# Exercise details:
Extract all lines from the data beneath that include the word "JSON".
*** Begin section ***
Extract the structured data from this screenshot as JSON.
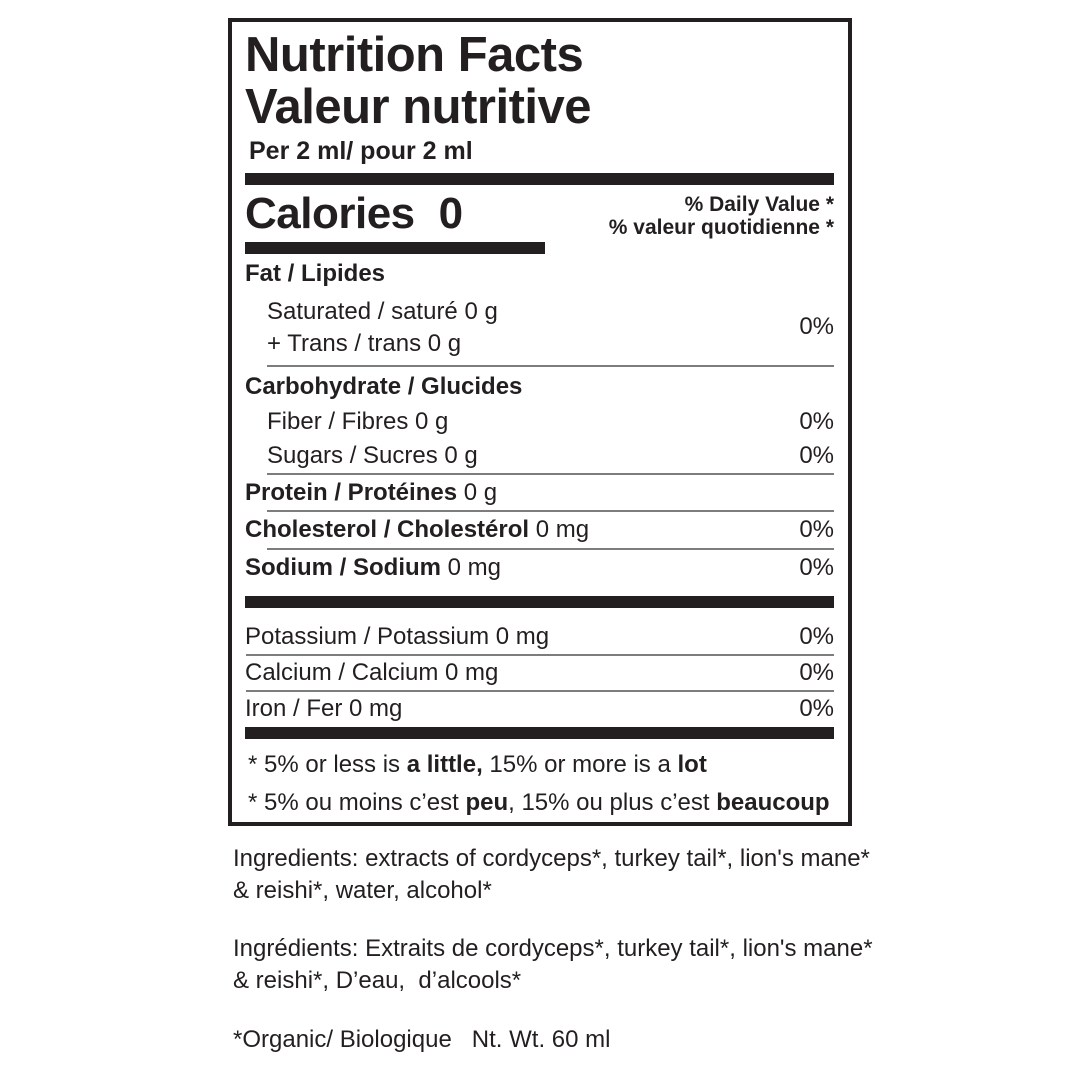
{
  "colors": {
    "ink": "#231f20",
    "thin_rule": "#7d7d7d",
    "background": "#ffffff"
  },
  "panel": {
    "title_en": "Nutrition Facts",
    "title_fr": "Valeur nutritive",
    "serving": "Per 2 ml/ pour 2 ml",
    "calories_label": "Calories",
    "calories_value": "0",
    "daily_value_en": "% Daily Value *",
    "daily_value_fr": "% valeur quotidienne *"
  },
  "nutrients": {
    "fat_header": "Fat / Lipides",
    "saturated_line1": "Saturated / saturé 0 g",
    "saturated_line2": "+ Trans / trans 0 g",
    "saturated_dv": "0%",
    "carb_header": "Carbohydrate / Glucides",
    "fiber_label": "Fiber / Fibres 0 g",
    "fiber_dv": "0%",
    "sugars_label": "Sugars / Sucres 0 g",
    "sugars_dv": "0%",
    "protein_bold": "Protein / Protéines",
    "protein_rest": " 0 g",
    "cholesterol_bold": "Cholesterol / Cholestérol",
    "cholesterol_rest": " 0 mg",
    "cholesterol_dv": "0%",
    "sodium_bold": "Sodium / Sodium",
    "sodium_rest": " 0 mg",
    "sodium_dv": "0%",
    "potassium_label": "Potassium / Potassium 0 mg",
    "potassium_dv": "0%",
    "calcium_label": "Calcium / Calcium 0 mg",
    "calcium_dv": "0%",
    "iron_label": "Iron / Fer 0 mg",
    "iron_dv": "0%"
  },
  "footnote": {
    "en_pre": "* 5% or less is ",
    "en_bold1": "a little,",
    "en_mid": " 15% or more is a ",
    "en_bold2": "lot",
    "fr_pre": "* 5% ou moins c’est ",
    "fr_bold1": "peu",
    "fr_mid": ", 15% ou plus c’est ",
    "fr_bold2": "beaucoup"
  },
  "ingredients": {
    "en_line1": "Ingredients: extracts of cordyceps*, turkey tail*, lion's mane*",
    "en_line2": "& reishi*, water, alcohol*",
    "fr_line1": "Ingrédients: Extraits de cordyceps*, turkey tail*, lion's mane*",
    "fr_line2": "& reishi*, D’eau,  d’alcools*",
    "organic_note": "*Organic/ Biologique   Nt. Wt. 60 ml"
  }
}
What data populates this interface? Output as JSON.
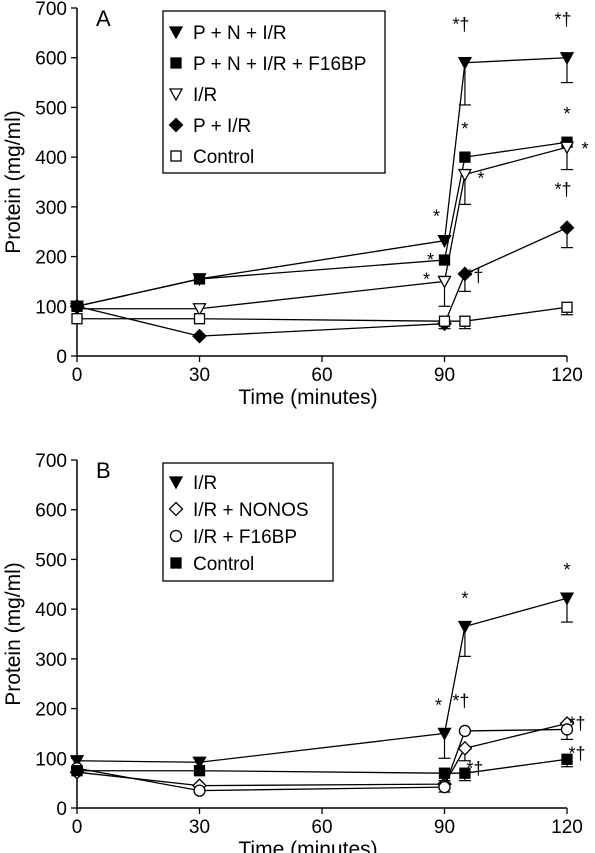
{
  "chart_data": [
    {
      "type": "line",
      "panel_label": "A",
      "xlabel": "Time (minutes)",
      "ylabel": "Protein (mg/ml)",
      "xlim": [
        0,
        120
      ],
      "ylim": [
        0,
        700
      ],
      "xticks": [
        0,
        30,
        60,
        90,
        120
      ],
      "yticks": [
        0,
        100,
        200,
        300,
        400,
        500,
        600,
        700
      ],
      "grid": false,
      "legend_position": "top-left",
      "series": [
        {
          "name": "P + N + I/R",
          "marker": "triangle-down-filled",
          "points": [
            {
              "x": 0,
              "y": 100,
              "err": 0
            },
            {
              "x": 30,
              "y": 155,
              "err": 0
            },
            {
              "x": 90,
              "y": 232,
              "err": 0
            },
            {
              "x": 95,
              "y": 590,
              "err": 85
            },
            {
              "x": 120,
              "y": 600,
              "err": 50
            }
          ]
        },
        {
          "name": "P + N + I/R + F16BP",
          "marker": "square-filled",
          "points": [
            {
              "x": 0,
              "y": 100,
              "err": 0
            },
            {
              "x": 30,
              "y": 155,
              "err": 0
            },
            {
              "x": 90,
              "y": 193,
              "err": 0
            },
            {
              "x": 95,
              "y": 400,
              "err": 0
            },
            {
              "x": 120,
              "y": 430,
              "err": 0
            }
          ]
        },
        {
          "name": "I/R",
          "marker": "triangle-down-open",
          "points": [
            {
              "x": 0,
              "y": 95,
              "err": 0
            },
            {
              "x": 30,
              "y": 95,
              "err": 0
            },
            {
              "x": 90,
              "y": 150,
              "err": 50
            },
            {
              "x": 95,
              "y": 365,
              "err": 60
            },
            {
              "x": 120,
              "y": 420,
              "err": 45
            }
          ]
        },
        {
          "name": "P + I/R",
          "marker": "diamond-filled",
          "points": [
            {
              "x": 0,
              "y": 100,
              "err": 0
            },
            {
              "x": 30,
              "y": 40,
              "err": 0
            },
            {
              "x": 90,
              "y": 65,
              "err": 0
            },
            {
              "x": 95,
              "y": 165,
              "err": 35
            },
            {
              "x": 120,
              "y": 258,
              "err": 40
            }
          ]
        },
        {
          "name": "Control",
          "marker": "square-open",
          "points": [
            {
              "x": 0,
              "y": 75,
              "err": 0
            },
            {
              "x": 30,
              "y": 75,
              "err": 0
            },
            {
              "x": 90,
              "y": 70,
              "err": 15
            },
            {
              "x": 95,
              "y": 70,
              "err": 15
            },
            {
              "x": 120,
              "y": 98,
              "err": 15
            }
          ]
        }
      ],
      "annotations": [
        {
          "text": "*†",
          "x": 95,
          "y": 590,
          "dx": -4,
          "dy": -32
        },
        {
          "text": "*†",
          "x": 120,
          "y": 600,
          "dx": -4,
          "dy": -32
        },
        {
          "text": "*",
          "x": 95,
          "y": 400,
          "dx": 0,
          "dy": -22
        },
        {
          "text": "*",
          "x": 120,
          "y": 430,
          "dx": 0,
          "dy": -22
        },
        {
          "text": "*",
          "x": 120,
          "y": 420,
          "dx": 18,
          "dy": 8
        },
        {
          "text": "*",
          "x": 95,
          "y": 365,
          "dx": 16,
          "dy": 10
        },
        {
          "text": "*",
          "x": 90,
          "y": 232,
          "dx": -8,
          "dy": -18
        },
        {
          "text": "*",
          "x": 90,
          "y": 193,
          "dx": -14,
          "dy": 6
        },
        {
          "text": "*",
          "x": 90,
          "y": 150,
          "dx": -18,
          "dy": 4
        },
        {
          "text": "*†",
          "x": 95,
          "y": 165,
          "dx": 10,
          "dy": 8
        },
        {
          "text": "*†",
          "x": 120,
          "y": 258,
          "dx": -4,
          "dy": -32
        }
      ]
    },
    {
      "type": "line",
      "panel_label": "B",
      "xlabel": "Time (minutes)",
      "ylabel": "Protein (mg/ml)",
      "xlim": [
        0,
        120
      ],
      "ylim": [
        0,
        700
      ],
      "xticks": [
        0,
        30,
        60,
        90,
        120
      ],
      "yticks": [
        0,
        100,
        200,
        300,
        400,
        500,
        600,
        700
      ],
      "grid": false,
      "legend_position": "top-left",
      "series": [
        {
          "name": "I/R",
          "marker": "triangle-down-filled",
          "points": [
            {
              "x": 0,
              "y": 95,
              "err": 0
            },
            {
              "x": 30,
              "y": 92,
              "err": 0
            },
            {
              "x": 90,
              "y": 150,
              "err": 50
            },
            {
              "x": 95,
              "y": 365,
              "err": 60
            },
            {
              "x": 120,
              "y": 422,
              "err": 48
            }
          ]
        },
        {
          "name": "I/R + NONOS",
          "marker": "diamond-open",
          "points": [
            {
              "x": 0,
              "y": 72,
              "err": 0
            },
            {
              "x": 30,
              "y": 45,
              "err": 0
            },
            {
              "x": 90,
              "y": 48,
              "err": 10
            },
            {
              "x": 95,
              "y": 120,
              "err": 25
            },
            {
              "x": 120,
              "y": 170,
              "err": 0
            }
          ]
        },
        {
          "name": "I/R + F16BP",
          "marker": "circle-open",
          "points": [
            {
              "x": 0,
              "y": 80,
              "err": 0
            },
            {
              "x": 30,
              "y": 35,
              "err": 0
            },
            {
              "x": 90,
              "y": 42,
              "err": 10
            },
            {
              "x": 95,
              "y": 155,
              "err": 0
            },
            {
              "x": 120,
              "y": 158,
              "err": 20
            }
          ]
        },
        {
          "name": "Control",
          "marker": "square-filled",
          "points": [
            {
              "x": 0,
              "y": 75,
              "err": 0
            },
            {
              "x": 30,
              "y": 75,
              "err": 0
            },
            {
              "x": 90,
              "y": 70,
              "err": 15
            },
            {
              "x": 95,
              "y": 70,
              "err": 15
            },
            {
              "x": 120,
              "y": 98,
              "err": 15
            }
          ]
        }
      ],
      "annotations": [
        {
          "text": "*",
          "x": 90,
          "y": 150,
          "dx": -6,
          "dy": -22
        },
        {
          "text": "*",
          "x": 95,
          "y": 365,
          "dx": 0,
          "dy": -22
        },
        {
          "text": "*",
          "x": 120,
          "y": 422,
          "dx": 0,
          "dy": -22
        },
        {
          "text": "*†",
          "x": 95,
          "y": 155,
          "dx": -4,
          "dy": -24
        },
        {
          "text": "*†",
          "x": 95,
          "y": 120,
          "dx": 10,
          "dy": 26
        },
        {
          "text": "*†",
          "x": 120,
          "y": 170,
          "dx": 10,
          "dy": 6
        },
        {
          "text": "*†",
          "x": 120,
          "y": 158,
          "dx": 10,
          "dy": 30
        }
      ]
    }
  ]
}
*** End section ***
# Response box:
Extract the structured data from this screenshot as JSON.
What data populates this interface? Output as JSON.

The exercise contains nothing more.